WHAT TO PRODUCE:
Can you give all the records again without altering a single character?

-- Start of DATASET EXCERPTS --

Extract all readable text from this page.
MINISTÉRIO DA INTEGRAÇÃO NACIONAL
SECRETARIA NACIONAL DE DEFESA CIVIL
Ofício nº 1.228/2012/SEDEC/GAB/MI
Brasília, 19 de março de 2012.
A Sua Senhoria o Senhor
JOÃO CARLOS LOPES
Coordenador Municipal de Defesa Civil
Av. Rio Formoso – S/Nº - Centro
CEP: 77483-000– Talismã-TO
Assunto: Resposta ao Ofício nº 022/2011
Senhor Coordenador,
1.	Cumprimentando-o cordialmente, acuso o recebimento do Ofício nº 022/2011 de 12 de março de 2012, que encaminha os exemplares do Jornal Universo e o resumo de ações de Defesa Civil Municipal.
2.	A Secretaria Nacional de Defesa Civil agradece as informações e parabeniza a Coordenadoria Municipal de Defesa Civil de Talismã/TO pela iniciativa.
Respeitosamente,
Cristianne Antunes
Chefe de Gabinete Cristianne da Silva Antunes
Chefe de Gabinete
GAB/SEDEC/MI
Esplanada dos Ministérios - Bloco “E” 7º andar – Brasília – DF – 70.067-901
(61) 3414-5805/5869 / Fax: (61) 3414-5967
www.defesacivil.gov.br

-- End of DATASET EXCERPTS --

FULL RESPONSE:
Extract all readable text from this page.
MINISTÉRIO DA INTEGRAÇÃO NACIONAL
SECRETARIA NACIONAL DE DEFESA CIVIL
Ofício nº 1.228/2012/SEDEC/GAB/MI
Brasília, 19 de março de 2012.
A Sua Senhoria o Senhor
JOÃO CARLOS LOPES
Coordenador Municipal de Defesa Civil
Av. Rio Formoso – S/Nº - Centro
CEP: 77483-000– Talismã-TO
Assunto: Resposta ao Ofício nº 022/2011
Senhor Coordenador,
1.	Cumprimentando-o cordialmente, acuso o recebimento do Ofício nº 022/2011 de 12 de março de 2012, que encaminha os exemplares do Jornal Universo e o resumo de ações de Defesa Civil Municipal.
2.	A Secretaria Nacional de Defesa Civil agradece as informações e parabeniza a Coordenadoria Municipal de Defesa Civil de Talismã/TO pela iniciativa.
Respeitosamente,
Cristianne Antunes
Chefe de Gabinete Cristianne da Silva Antunes
Chefe de Gabinete
GAB/SEDEC/MI
Esplanada dos Ministérios - Bloco “E” 7º andar – Brasília – DF – 70.067-901
(61) 3414-5805/5869 / Fax: (61) 3414-5967
www.defesacivil.gov.br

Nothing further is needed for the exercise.